# Written task
Select every line containing the word "CuSO₄" from the material, and copy those lines.

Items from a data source
Begin

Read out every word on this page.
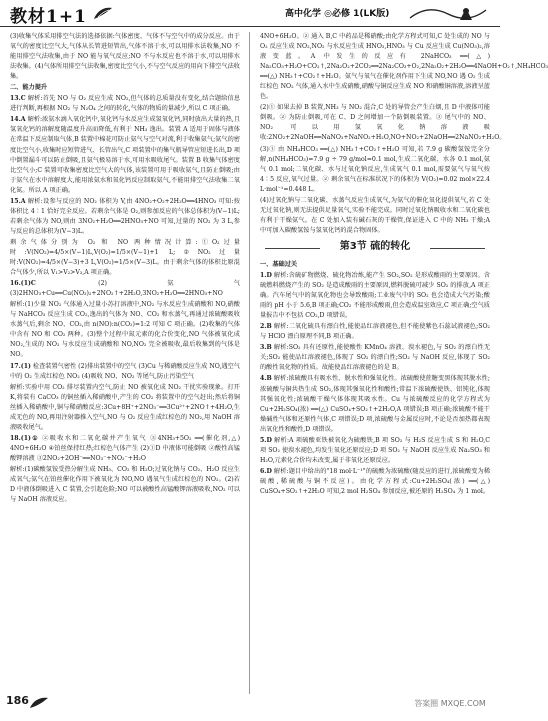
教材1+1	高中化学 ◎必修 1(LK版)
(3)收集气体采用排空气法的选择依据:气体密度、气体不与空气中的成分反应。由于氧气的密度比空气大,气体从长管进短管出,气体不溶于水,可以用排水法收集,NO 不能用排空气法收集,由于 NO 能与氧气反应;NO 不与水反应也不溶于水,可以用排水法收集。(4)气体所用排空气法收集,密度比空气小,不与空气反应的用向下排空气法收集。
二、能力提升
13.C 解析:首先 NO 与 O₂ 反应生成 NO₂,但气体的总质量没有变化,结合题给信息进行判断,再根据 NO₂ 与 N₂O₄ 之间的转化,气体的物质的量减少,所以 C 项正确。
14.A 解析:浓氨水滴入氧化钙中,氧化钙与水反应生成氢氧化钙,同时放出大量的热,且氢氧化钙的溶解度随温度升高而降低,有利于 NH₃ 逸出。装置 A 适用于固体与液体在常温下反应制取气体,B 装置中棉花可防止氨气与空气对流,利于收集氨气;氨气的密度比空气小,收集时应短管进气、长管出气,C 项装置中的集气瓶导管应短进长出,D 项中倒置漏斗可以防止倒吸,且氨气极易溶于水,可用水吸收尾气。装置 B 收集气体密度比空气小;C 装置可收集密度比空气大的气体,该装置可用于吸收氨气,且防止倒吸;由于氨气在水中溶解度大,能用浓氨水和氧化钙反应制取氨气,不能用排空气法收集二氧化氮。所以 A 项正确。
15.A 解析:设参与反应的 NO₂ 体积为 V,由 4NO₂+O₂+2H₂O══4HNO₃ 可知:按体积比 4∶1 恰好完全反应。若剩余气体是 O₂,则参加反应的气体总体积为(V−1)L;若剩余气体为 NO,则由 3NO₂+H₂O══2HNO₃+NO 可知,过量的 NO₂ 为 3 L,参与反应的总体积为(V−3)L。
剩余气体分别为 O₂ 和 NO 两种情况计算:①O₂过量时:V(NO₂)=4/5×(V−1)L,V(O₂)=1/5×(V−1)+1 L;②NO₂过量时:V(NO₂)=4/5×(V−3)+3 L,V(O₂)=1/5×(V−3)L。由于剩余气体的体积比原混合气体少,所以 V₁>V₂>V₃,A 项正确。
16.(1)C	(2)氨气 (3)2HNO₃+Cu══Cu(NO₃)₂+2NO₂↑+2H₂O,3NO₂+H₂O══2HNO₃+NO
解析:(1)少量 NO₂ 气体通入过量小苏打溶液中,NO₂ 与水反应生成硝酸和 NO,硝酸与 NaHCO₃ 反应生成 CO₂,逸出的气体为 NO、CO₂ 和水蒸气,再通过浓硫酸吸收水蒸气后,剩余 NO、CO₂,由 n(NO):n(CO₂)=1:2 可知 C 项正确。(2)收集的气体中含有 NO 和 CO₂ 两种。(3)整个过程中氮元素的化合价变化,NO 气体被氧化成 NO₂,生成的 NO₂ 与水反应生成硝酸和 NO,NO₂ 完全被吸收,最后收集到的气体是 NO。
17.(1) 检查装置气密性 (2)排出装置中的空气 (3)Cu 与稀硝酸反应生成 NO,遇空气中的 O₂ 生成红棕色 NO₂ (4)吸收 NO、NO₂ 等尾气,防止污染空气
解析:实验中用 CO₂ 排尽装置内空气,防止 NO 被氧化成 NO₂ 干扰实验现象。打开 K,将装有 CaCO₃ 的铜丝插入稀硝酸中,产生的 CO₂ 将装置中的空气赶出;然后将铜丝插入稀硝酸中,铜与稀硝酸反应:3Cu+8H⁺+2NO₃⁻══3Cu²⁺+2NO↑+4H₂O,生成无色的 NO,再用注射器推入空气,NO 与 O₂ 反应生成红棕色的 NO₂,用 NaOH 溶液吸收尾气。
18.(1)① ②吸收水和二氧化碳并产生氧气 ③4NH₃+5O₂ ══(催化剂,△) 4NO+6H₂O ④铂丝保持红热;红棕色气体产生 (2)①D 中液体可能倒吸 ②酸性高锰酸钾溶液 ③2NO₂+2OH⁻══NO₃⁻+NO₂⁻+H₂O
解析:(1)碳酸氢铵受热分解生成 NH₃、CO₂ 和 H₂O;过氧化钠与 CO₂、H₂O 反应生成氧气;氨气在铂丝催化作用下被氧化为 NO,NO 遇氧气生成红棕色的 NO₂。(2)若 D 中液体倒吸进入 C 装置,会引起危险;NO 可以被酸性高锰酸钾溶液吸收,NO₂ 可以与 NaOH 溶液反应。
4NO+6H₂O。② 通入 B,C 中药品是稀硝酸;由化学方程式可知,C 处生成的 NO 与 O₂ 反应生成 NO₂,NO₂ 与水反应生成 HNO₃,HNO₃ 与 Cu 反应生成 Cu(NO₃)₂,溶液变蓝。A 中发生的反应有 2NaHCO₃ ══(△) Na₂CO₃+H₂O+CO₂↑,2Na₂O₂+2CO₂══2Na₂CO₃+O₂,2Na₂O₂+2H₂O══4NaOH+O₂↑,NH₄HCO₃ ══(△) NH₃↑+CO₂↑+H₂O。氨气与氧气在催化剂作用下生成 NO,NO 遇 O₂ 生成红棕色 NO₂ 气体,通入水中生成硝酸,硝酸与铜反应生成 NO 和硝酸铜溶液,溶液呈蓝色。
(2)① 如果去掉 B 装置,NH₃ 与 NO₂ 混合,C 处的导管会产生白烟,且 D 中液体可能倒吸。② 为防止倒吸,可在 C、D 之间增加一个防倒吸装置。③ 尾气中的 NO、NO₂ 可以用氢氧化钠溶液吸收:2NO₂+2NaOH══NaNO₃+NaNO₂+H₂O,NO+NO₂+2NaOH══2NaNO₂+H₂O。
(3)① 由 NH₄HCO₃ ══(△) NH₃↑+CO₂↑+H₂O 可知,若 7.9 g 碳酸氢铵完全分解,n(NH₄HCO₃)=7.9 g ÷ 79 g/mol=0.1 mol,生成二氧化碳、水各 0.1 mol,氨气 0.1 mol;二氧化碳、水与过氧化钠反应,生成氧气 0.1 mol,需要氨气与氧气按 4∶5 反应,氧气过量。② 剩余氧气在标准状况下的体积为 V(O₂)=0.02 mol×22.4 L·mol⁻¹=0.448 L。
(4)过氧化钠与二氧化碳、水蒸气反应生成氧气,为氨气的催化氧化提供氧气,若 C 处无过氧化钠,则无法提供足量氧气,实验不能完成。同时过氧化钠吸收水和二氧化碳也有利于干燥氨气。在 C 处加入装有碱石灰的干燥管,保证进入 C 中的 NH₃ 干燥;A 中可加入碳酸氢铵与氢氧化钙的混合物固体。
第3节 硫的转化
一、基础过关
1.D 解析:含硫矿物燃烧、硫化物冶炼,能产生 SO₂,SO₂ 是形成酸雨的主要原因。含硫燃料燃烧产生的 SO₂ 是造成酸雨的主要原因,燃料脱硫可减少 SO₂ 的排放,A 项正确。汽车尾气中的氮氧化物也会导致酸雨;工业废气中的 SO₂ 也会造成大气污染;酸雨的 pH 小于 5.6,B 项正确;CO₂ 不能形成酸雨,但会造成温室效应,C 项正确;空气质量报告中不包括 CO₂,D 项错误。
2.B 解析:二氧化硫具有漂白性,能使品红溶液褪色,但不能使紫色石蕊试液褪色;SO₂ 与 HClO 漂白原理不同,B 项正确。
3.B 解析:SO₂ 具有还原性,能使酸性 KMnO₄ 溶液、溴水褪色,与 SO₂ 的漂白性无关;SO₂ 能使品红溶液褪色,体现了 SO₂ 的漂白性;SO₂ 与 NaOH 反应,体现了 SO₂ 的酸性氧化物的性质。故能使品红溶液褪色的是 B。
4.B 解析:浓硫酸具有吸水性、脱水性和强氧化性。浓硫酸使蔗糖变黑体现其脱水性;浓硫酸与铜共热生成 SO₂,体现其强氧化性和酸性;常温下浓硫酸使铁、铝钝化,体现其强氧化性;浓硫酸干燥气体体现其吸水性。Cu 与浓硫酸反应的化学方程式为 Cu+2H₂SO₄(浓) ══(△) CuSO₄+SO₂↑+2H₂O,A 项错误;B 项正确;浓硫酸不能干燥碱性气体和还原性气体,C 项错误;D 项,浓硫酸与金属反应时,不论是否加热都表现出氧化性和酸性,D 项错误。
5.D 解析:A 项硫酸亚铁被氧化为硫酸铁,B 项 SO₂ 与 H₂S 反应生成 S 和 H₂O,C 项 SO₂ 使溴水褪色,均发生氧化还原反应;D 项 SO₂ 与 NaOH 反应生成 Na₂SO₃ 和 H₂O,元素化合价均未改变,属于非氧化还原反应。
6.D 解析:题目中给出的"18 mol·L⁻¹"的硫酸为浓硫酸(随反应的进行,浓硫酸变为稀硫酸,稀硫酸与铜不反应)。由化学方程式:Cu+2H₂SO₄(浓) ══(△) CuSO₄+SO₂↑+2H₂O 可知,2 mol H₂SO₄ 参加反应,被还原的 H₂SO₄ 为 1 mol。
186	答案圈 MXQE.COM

End

# In response
4.B 解析:浓硫酸具有吸水性、脱水性和强氧化性。浓硫酸使蔗糖变黑体现其脱水性;浓硫酸与铜共热生成 SO₂,体现其强氧化性和酸性;常温下浓硫酸使铁、铝钝化,体现其强氧化性;浓硫酸干燥气体体现其吸水性。Cu 与浓硫酸反应的化学方程式为 Cu+2H₂SO₄(浓) ══(△) CuSO₄+SO₂↑+2H₂O,A 项错误;B 项正确;浓硫酸不能干燥碱性气体和还原性气体,C 项错误;D 项,浓硫酸与金属反应时,不论是否加热都表现出氧化性和酸性,D 项错误。
6.D 解析:题目中给出的"18 mol·L⁻¹"的硫酸为浓硫酸(随反应的进行,浓硫酸变为稀硫酸,稀硫酸与铜不反应)。由化学方程式:Cu+2H₂SO₄(浓) ══(△) CuSO₄+SO₂↑+2H₂O 可知,2 mol H₂SO₄ 参加反应,被还原的 H₂SO₄ 为 1 mol。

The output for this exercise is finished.